Sort through the entries below and pull out lines containing the word "Among".

# start of Material for this exercise

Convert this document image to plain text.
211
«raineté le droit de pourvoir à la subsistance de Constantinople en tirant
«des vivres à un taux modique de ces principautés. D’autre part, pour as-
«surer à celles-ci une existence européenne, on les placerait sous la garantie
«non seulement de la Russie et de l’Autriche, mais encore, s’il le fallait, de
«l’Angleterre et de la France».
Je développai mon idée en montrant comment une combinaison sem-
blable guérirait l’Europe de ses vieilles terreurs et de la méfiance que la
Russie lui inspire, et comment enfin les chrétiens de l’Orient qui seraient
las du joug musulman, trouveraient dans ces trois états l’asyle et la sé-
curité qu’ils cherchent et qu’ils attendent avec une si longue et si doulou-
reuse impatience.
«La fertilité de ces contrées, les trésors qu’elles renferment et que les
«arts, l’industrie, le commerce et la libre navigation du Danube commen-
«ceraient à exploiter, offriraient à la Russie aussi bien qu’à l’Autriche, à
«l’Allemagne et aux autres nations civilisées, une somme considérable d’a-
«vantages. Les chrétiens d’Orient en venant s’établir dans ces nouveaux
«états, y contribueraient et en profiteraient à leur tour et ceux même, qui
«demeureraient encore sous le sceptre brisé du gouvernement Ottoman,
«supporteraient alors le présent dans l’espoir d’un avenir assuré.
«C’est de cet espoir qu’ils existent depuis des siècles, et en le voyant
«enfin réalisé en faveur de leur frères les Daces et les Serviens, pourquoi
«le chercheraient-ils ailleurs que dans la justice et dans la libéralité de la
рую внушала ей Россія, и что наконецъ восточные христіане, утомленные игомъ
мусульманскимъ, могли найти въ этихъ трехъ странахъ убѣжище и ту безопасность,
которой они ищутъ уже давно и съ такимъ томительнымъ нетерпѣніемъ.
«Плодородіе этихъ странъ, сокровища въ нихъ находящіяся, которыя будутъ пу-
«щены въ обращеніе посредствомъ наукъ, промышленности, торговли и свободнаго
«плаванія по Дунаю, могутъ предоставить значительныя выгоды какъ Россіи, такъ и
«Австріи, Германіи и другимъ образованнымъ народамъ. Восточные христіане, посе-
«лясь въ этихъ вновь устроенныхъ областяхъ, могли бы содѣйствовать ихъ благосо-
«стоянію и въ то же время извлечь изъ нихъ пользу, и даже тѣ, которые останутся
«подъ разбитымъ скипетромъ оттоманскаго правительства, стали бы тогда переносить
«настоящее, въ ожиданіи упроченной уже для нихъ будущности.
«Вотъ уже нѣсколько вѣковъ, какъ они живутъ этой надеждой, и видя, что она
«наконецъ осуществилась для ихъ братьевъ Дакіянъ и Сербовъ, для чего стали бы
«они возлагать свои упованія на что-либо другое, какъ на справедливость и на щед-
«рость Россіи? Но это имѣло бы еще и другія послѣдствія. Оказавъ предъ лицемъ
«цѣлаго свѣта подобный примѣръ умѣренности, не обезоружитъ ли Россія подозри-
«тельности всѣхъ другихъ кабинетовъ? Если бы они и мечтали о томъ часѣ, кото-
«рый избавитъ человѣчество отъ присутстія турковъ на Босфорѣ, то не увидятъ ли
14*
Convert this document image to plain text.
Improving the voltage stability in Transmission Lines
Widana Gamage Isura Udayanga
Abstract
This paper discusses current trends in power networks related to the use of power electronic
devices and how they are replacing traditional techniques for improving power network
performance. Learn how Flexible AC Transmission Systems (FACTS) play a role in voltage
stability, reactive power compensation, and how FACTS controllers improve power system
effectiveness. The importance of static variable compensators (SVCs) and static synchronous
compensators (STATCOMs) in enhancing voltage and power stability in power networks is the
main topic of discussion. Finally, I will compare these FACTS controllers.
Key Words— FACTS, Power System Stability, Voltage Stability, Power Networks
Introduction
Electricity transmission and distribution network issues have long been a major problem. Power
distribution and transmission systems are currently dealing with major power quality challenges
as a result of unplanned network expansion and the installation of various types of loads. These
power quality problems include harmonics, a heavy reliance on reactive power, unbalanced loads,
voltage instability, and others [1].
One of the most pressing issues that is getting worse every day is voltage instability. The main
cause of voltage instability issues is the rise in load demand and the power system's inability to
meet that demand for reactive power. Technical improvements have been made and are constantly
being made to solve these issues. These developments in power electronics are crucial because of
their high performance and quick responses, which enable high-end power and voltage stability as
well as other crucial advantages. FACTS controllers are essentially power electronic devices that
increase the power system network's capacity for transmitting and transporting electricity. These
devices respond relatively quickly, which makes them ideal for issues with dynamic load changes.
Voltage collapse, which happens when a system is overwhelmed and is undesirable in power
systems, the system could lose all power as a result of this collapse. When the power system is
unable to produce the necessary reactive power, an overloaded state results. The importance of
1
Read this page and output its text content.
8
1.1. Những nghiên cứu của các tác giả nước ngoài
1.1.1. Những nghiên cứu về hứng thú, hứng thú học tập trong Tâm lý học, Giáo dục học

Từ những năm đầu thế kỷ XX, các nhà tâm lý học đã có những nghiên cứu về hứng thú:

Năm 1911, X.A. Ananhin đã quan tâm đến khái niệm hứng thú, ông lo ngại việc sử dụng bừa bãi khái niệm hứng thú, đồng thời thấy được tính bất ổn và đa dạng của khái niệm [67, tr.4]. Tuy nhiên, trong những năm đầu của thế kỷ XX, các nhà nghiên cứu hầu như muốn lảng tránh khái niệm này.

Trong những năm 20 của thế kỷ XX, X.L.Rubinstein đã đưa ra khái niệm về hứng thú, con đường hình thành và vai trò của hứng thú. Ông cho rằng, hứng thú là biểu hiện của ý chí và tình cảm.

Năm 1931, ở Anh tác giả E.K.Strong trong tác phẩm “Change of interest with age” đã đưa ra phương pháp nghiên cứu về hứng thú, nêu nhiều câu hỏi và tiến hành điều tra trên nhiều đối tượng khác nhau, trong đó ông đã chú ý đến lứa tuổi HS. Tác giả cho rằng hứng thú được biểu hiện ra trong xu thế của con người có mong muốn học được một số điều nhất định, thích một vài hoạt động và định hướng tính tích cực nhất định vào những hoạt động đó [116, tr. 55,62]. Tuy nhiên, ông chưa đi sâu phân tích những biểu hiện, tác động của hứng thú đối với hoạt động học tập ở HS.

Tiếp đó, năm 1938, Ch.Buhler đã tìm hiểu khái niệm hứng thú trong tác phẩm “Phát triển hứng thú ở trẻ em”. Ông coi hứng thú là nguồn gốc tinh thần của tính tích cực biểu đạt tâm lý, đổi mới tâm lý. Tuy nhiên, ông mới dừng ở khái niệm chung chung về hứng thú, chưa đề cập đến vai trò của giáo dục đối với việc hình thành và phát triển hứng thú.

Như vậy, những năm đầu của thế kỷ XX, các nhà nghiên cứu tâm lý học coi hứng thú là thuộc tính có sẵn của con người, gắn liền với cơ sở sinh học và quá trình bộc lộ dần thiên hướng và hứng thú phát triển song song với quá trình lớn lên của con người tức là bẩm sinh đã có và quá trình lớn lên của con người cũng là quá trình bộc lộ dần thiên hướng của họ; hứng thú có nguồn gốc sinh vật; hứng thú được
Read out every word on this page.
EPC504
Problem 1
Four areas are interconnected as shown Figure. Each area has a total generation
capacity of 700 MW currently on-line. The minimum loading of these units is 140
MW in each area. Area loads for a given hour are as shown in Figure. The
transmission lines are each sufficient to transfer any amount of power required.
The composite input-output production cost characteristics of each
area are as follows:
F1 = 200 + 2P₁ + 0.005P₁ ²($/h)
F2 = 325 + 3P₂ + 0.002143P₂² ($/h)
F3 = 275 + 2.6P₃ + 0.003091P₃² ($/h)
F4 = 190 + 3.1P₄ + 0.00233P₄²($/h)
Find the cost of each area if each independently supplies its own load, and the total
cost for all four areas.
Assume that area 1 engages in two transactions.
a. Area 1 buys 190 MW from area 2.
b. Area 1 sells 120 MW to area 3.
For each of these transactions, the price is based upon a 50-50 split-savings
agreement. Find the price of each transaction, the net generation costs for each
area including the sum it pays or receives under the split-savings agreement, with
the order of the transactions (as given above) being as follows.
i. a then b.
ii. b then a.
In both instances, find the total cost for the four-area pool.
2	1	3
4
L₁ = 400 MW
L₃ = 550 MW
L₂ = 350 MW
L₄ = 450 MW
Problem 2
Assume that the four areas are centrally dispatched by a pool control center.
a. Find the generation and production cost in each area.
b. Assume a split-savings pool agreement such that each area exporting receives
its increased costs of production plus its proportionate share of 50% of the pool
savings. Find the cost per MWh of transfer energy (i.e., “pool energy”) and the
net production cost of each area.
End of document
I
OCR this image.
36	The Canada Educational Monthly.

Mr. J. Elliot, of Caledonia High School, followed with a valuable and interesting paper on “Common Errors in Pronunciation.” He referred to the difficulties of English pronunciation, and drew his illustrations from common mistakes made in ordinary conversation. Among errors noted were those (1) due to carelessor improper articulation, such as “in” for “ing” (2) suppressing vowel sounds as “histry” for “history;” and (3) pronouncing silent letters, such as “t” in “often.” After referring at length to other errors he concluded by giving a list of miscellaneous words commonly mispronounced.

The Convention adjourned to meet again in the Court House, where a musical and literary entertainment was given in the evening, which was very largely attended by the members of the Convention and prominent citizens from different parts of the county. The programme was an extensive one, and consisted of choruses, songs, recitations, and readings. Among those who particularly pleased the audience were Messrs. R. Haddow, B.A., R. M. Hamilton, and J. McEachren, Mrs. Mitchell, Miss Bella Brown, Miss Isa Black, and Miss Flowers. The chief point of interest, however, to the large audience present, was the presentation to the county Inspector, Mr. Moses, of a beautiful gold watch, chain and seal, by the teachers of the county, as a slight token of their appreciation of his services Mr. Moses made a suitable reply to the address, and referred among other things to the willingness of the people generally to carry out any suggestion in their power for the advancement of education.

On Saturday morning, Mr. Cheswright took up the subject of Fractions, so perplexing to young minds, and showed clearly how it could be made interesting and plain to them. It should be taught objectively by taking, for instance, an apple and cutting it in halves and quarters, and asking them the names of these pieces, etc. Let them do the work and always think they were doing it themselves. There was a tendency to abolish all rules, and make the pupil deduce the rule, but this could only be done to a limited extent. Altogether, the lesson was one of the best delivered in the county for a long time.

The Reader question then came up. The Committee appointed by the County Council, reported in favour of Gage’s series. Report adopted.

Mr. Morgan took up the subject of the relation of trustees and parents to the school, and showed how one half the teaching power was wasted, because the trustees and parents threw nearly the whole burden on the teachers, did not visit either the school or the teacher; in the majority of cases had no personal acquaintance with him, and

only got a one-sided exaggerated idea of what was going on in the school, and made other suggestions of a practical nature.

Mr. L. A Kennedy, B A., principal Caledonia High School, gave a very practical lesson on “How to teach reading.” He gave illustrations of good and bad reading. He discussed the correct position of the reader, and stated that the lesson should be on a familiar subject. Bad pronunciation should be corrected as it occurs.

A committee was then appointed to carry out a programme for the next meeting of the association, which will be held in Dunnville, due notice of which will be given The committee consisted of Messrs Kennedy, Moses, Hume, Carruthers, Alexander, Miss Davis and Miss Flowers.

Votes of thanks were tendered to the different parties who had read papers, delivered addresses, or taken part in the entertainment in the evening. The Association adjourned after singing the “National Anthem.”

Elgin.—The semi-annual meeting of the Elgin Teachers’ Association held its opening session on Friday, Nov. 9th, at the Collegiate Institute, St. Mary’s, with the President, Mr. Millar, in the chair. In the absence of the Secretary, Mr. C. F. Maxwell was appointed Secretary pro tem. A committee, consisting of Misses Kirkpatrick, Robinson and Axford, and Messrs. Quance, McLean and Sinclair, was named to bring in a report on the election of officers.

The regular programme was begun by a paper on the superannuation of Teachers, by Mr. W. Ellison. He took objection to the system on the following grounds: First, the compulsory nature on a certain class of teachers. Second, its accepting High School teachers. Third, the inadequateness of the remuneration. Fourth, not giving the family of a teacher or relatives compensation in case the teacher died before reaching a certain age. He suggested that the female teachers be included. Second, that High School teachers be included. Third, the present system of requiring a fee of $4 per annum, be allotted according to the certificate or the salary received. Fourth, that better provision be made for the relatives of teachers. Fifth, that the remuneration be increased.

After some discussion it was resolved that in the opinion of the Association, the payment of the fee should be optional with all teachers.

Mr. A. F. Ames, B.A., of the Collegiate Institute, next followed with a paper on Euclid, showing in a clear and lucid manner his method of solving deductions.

# end of Material for this exercise

- Answer to this problem -
Mr. J. Elliot, of Caledonia High School, followed with a valuable and interesting paper on “Common Errors in Pronunciation.” He referred to the difficulties of English pronunciation, and drew his illustrations from common mistakes made in ordinary conversation. Among errors noted were those (1) due to carelessor improper articulation, such as “in” for “ing” (2) suppressing vowel sounds as “histry” for “history;” and (3) pronouncing silent letters, such as “t” in “often.” After referring at length to other errors he concluded by giving a list of miscellaneous words commonly mispronounced.
The Convention adjourned to meet again in the Court House, where a musical and literary entertainment was given in the evening, which was very largely attended by the members of the Convention and prominent citizens from different parts of the county. The programme was an extensive one, and consisted of choruses, songs, recitations, and readings. Among those who particularly pleased the audience were Messrs. R. Haddow, B.A., R. M. Hamilton, and J. McEachren, Mrs. Mitchell, Miss Bella Brown, Miss Isa Black, and Miss Flowers. The chief point of interest, however, to the large audience present, was the presentation to the county Inspector, Mr. Moses, of a beautiful gold watch, chain and seal, by the teachers of the county, as a slight token of their appreciation of his services Mr. Moses made a suitable reply to the address, and referred among other things to the willingness of the people generally to carry out any suggestion in their power for the advancement of education.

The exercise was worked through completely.